> _Exercise_:
Output the full listing below exactly, without the pictures.

· · · · ·

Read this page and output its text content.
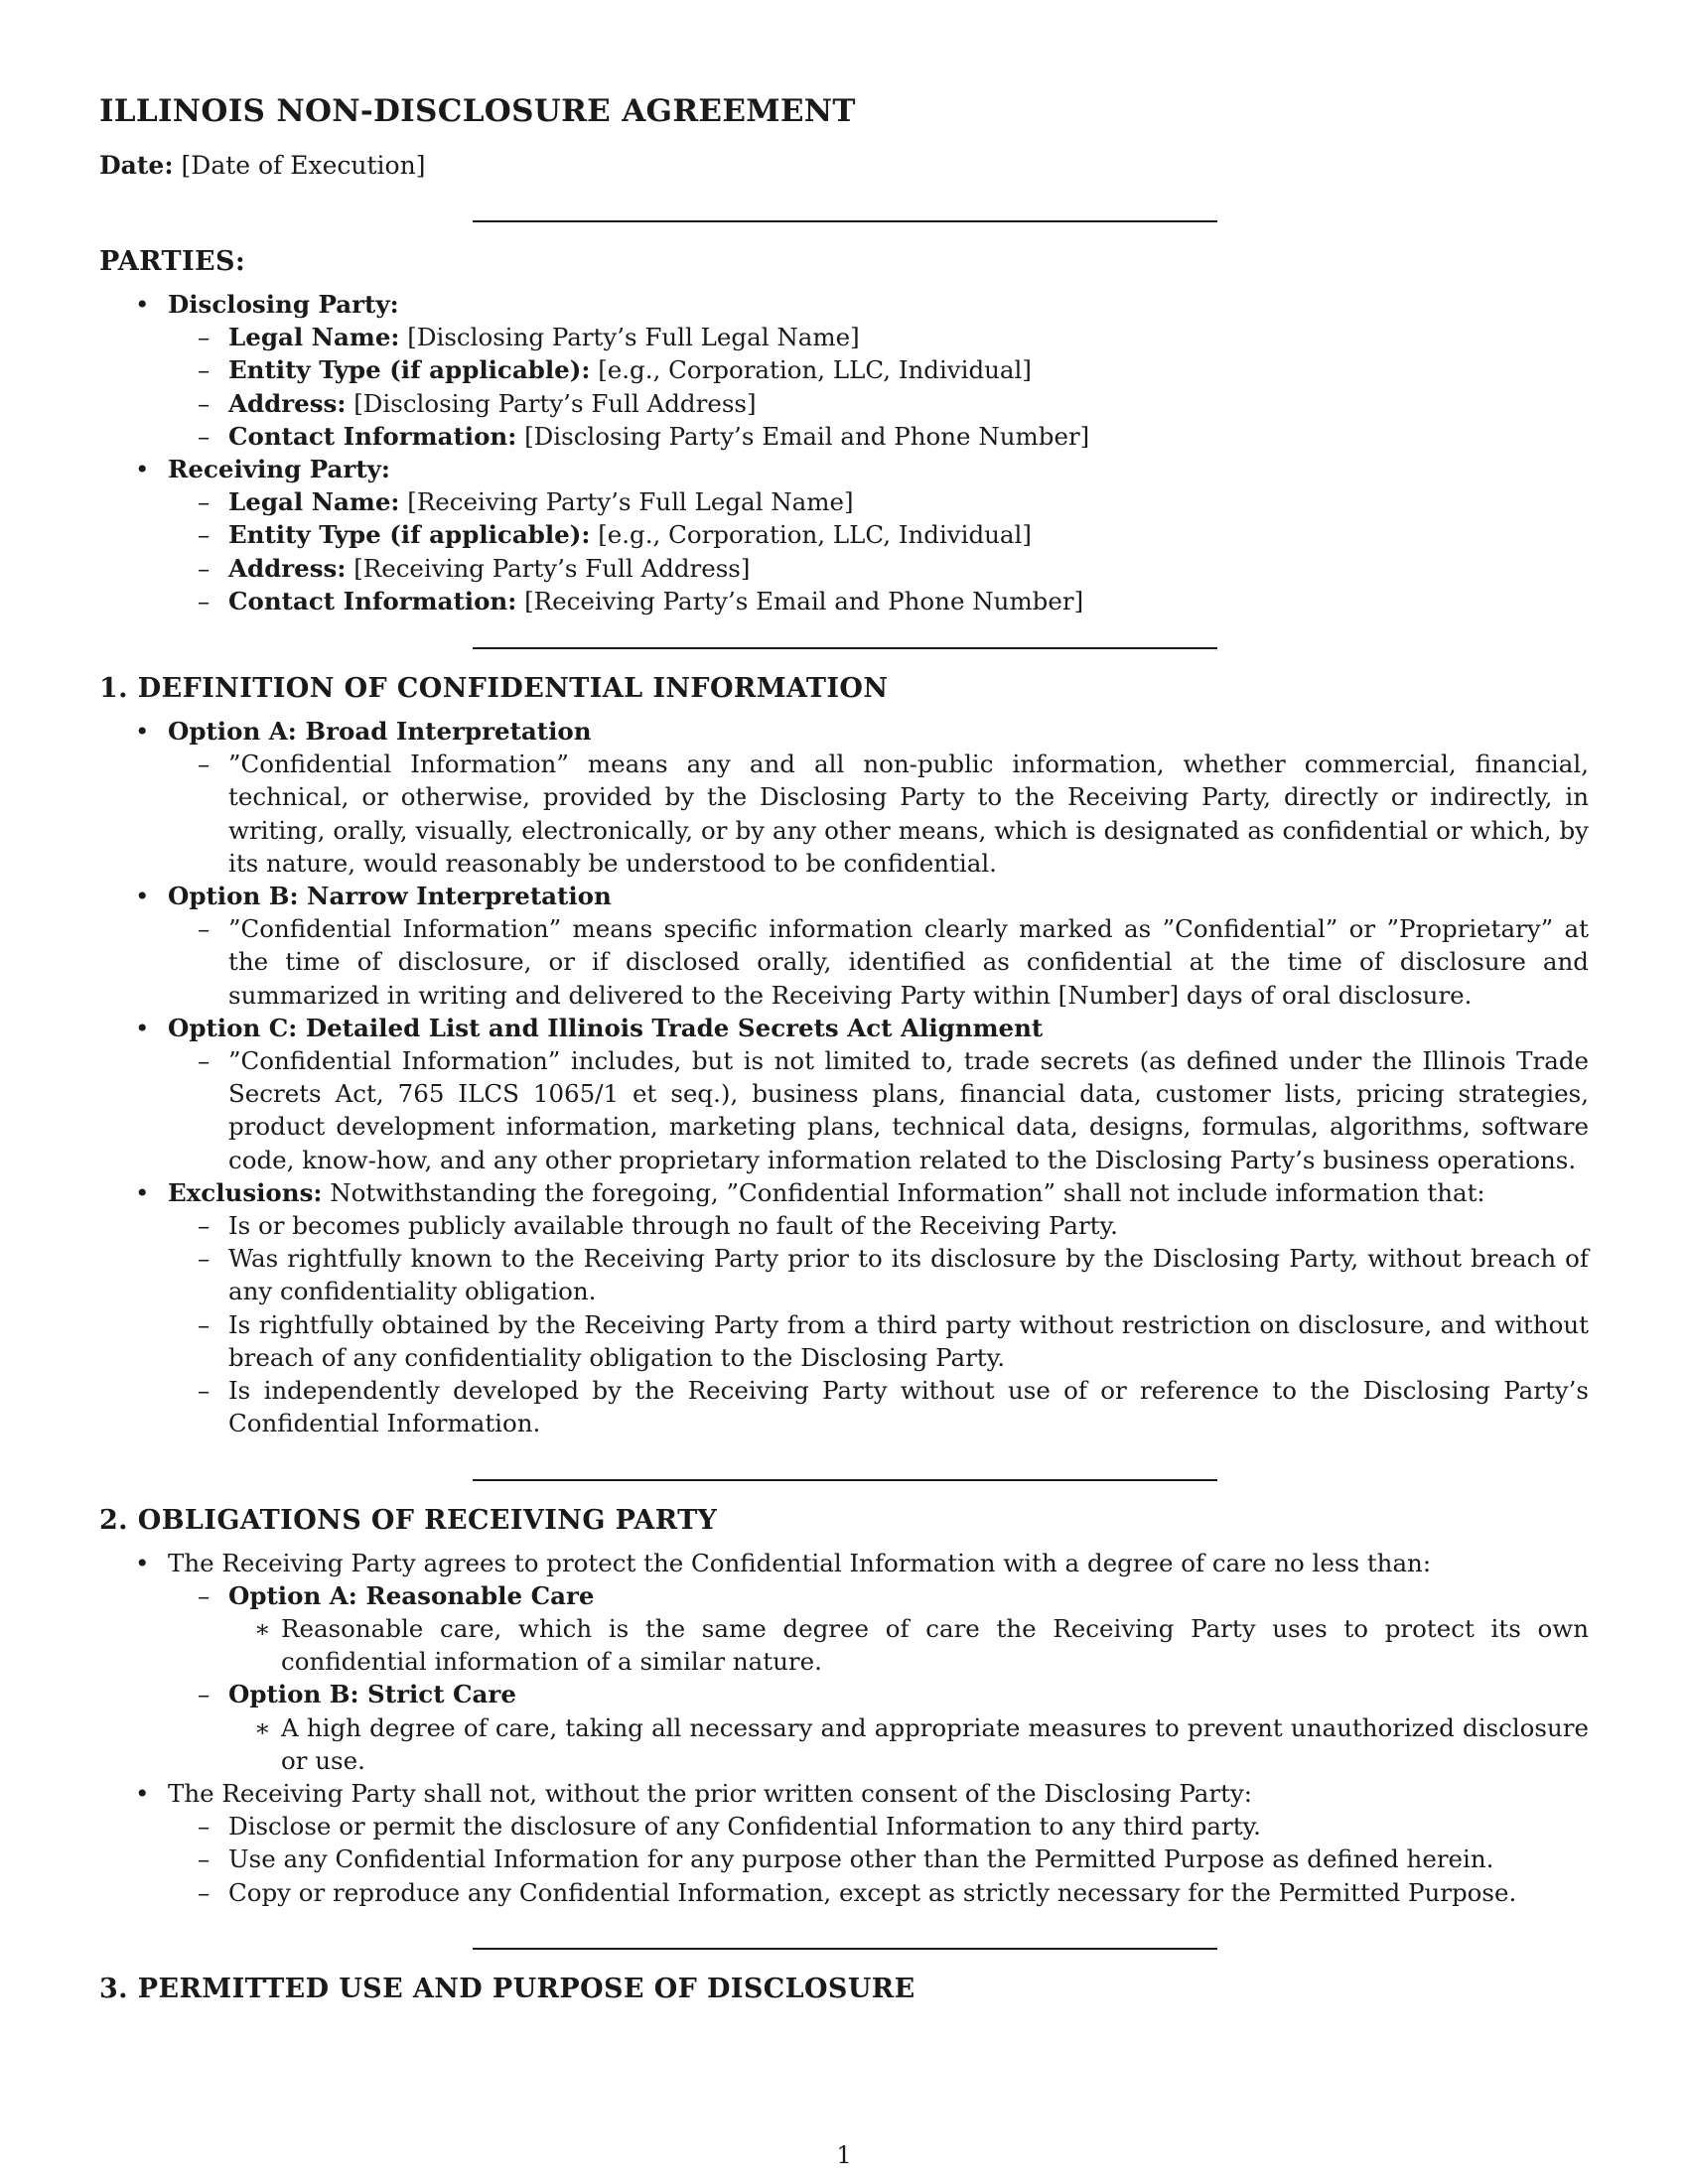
ILLINOIS NON-DISCLOSURE AGREEMENT

Date: [Date of Execution]

PARTIES:

• Disclosing Party:
– Legal Name: [Disclosing Party’s Full Legal Name]
– Entity Type (if applicable): [e.g., Corporation, LLC, Individual]
– Address: [Disclosing Party’s Full Address]
– Contact Information: [Disclosing Party’s Email and Phone Number]
• Receiving Party:
– Legal Name: [Receiving Party’s Full Legal Name]
– Entity Type (if applicable): [e.g., Corporation, LLC, Individual]
– Address: [Receiving Party’s Full Address]
– Contact Information: [Receiving Party’s Email and Phone Number]

1. DEFINITION OF CONFIDENTIAL INFORMATION

• Option A: Broad Interpretation
– ”Confidential Information” means any and all non-public information, whether commercial, financial, technical, or otherwise, provided by the Disclosing Party to the Receiving Party, directly or indirectly, in writing, orally, visually, electronically, or by any other means, which is designated as confidential or which, by its nature, would reasonably be understood to be confidential.
• Option B: Narrow Interpretation
– ”Confidential Information” means specific information clearly marked as ”Confidential” or ”Proprietary” at the time of disclosure, or if disclosed orally, identified as confidential at the time of disclosure and summarized in writing and delivered to the Receiving Party within [Number] days of oral disclosure.
• Option C: Detailed List and Illinois Trade Secrets Act Alignment
– ”Confidential Information” includes, but is not limited to, trade secrets (as defined under the Illinois Trade Secrets Act, 765 ILCS 1065/1 et seq.), business plans, financial data, customer lists, pricing strategies, product development information, marketing plans, technical data, designs, formulas, algorithms, software code, know-how, and any other proprietary information related to the Disclosing Party’s business operations.
• Exclusions: Notwithstanding the foregoing, ”Confidential Information” shall not include information that:
– Is or becomes publicly available through no fault of the Receiving Party.
– Was rightfully known to the Receiving Party prior to its disclosure by the Disclosing Party, without breach of any confidentiality obligation.
– Is rightfully obtained by the Receiving Party from a third party without restriction on disclosure, and without breach of any confidentiality obligation to the Disclosing Party.
– Is independently developed by the Receiving Party without use of or reference to the Disclosing Party’s Confidential Information.

2. OBLIGATIONS OF RECEIVING PARTY

• The Receiving Party agrees to protect the Confidential Information with a degree of care no less than:
– Option A: Reasonable Care
∗ Reasonable care, which is the same degree of care the Receiving Party uses to protect its own confidential information of a similar nature.
– Option B: Strict Care
∗ A high degree of care, taking all necessary and appropriate measures to prevent unauthorized disclosure or use.
• The Receiving Party shall not, without the prior written consent of the Disclosing Party:
– Disclose or permit the disclosure of any Confidential Information to any third party.
– Use any Confidential Information for any purpose other than the Permitted Purpose as defined herein.
– Copy or reproduce any Confidential Information, except as strictly necessary for the Permitted Purpose.

3. PERMITTED USE AND PURPOSE OF DISCLOSURE

1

· · · · ·

> _Exercise solution_:
Read this page and output its text content.
ILLINOIS NON-DISCLOSURE AGREEMENT

Date: [Date of Execution]

PARTIES:

• Disclosing Party:
– Legal Name: [Disclosing Party’s Full Legal Name]
– Entity Type (if applicable): [e.g., Corporation, LLC, Individual]
– Address: [Disclosing Party’s Full Address]
– Contact Information: [Disclosing Party’s Email and Phone Number]
• Receiving Party:
– Legal Name: [Receiving Party’s Full Legal Name]
– Entity Type (if applicable): [e.g., Corporation, LLC, Individual]
– Address: [Receiving Party’s Full Address]
– Contact Information: [Receiving Party’s Email and Phone Number]

1. DEFINITION OF CONFIDENTIAL INFORMATION

• Option A: Broad Interpretation
– ”Confidential Information” means any and all non-public information, whether commercial, financial, technical, or otherwise, provided by the Disclosing Party to the Receiving Party, directly or indirectly, in writing, orally, visually, electronically, or by any other means, which is designated as confidential or which, by its nature, would reasonably be understood to be confidential.
• Option B: Narrow Interpretation
– ”Confidential Information” means specific information clearly marked as ”Confidential” or ”Proprietary” at the time of disclosure, or if disclosed orally, identified as confidential at the time of disclosure and summarized in writing and delivered to the Receiving Party within [Number] days of oral disclosure.
• Option C: Detailed List and Illinois Trade Secrets Act Alignment
– ”Confidential Information” includes, but is not limited to, trade secrets (as defined under the Illinois Trade Secrets Act, 765 ILCS 1065/1 et seq.), business plans, financial data, customer lists, pricing strategies, product development information, marketing plans, technical data, designs, formulas, algorithms, software code, know-how, and any other proprietary information related to the Disclosing Party’s business operations.
• Exclusions: Notwithstanding the foregoing, ”Confidential Information” shall not include information that:
– Is or becomes publicly available through no fault of the Receiving Party.
– Was rightfully known to the Receiving Party prior to its disclosure by the Disclosing Party, without breach of any confidentiality obligation.
– Is rightfully obtained by the Receiving Party from a third party without restriction on disclosure, and without breach of any confidentiality obligation to the Disclosing Party.
– Is independently developed by the Receiving Party without use of or reference to the Disclosing Party’s Confidential Information.

2. OBLIGATIONS OF RECEIVING PARTY

• The Receiving Party agrees to protect the Confidential Information with a degree of care no less than:
– Option A: Reasonable Care
∗ Reasonable care, which is the same degree of care the Receiving Party uses to protect its own confidential information of a similar nature.
– Option B: Strict Care
∗ A high degree of care, taking all necessary and appropriate measures to prevent unauthorized disclosure or use.
• The Receiving Party shall not, without the prior written consent of the Disclosing Party:
– Disclose or permit the disclosure of any Confidential Information to any third party.
– Use any Confidential Information for any purpose other than the Permitted Purpose as defined herein.
– Copy or reproduce any Confidential Information, except as strictly necessary for the Permitted Purpose.

3. PERMITTED USE AND PURPOSE OF DISCLOSURE

1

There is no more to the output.